THE INPUT -
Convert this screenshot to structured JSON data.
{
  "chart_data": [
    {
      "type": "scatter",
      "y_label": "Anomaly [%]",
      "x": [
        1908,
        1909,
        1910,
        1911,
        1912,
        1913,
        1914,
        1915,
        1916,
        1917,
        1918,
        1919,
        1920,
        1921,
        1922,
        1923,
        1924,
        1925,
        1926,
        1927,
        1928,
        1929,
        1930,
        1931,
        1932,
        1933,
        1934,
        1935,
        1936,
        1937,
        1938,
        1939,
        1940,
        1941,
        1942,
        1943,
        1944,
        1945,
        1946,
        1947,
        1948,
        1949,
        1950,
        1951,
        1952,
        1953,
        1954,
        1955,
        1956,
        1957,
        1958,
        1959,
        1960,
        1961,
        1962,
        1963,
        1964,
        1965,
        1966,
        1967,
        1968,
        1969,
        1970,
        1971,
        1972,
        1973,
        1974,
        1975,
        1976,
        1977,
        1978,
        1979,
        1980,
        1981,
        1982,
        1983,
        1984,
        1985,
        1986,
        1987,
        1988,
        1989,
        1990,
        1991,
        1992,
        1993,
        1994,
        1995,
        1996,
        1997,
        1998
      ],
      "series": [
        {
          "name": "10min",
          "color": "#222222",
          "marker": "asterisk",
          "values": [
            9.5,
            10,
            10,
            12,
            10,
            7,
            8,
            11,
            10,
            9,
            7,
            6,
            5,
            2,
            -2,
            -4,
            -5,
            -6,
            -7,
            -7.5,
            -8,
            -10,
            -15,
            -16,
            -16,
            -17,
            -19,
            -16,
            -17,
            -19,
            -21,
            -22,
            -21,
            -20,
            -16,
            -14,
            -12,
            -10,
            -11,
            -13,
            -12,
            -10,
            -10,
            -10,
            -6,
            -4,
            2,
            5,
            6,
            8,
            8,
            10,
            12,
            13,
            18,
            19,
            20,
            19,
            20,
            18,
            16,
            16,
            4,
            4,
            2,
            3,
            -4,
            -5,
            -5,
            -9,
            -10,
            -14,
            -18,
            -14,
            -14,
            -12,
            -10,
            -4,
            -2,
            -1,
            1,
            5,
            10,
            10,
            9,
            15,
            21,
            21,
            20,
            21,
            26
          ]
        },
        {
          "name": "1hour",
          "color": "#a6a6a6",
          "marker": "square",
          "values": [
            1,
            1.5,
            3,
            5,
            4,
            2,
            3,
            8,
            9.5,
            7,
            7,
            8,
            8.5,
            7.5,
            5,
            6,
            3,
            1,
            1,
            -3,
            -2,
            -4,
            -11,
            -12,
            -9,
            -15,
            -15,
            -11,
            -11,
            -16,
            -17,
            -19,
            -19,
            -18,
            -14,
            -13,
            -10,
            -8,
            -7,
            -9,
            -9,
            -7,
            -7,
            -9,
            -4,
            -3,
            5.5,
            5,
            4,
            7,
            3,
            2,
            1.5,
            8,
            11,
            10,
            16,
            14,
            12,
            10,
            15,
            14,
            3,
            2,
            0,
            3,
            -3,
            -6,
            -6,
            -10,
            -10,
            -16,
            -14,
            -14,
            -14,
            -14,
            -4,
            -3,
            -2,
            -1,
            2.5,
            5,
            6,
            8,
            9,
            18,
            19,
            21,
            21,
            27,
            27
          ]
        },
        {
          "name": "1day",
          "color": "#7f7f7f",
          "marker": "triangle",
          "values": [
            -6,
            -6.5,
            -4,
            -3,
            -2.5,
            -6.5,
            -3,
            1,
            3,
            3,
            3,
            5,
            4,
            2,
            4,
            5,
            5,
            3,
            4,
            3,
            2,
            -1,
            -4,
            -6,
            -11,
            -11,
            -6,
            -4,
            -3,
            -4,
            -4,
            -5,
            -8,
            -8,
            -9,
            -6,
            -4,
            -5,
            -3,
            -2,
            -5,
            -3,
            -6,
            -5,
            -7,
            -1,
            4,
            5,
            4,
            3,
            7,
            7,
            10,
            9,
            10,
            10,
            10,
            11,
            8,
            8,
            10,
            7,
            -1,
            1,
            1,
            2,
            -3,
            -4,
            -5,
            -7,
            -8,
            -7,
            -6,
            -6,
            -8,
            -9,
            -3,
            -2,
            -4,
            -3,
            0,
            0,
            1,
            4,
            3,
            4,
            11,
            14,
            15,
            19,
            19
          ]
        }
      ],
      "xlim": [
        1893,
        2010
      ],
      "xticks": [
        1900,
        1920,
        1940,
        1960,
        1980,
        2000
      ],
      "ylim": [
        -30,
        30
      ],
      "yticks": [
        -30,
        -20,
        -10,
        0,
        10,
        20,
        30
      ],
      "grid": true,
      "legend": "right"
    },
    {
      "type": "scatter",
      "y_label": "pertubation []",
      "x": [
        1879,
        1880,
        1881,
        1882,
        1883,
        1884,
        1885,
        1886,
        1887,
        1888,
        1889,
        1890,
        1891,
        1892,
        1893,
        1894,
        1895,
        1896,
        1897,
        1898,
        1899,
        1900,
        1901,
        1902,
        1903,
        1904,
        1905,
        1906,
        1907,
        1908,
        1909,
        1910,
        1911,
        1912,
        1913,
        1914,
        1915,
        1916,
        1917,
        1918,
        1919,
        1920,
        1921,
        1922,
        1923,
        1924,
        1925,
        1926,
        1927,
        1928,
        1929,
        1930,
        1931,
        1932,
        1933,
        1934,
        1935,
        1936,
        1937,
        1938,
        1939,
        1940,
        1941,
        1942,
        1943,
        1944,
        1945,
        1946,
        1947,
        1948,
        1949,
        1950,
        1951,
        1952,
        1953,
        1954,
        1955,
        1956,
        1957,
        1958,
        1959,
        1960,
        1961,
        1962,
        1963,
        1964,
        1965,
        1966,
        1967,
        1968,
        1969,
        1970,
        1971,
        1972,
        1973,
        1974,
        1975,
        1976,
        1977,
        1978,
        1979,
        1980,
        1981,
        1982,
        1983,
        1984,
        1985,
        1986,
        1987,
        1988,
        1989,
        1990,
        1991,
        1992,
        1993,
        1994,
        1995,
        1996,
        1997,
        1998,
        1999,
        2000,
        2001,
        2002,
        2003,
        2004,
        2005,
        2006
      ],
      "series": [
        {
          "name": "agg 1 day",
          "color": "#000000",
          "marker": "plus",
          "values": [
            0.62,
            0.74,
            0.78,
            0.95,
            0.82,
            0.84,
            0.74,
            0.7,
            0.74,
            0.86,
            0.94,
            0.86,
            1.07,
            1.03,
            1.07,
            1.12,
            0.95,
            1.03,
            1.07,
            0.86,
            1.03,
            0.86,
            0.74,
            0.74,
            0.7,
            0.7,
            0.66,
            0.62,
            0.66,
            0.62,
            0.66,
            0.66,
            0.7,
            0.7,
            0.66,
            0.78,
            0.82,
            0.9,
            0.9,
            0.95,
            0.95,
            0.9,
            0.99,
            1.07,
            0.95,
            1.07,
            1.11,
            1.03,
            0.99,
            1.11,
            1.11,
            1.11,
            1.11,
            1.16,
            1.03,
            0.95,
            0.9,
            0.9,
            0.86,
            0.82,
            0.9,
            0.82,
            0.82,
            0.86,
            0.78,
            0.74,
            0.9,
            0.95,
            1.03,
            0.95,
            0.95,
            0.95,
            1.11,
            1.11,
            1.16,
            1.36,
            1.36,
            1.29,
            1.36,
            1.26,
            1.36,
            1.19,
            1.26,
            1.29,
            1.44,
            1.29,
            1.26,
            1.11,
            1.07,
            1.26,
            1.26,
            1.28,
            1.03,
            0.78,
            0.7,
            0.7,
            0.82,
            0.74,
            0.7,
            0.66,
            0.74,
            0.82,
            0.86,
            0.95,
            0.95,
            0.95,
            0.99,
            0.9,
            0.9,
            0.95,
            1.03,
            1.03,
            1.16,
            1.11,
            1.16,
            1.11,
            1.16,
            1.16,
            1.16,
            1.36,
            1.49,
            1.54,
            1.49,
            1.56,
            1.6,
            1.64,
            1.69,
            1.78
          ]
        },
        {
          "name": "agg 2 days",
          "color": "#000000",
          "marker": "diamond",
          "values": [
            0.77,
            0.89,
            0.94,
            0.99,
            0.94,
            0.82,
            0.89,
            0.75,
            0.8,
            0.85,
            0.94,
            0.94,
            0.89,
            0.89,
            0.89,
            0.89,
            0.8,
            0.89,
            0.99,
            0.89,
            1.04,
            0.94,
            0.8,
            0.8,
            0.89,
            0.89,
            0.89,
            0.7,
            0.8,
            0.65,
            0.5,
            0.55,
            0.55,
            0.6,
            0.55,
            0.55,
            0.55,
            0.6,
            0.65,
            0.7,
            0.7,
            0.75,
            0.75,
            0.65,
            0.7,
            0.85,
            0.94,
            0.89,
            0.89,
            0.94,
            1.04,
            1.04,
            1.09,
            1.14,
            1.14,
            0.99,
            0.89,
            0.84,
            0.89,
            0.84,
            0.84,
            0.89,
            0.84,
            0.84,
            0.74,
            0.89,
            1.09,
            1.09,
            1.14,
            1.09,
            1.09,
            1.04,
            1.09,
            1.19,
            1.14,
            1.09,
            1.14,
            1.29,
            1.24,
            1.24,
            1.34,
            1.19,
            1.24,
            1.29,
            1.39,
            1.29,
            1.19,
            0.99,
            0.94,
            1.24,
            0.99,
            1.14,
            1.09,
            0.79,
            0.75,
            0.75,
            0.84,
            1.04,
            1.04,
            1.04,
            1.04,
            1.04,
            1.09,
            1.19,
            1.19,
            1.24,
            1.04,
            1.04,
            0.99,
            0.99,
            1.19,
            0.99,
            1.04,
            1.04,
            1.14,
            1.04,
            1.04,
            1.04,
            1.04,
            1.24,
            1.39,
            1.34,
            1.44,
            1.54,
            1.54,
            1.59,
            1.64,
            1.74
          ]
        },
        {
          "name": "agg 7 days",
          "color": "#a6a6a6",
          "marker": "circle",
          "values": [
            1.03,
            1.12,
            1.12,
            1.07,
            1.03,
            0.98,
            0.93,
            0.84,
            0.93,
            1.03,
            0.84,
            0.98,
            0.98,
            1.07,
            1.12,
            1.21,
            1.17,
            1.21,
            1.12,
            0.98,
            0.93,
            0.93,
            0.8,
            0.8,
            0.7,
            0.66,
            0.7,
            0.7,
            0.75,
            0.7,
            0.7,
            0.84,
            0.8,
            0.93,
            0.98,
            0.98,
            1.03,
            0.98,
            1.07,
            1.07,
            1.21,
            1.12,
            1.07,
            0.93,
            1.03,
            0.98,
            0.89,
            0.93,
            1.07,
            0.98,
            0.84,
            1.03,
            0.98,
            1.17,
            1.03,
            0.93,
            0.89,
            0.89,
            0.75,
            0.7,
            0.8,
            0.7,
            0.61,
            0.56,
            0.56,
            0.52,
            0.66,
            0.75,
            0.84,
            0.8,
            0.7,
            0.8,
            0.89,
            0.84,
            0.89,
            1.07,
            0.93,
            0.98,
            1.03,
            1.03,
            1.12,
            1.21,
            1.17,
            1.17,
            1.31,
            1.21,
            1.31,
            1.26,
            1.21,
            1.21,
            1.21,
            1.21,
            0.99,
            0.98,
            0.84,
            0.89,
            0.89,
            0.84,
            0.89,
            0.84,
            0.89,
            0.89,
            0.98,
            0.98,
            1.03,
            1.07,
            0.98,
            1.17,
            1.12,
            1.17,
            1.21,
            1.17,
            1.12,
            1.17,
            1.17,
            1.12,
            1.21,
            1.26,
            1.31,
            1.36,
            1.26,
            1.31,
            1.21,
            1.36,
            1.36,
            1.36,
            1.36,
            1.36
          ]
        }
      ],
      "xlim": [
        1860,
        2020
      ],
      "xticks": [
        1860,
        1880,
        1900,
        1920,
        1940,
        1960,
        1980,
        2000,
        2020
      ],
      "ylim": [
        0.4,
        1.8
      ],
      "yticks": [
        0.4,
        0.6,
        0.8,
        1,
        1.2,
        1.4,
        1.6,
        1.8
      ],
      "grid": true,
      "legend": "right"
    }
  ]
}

GIVEN TASK -
Copy every line above that holds the word "name".

CORRECT OUTPUT -
          "name": "10min",
          "name": "1hour",
          "name": "1day",
          "name": "agg 1 day",
          "name": "agg 2 days",
          "name": "agg 7 days",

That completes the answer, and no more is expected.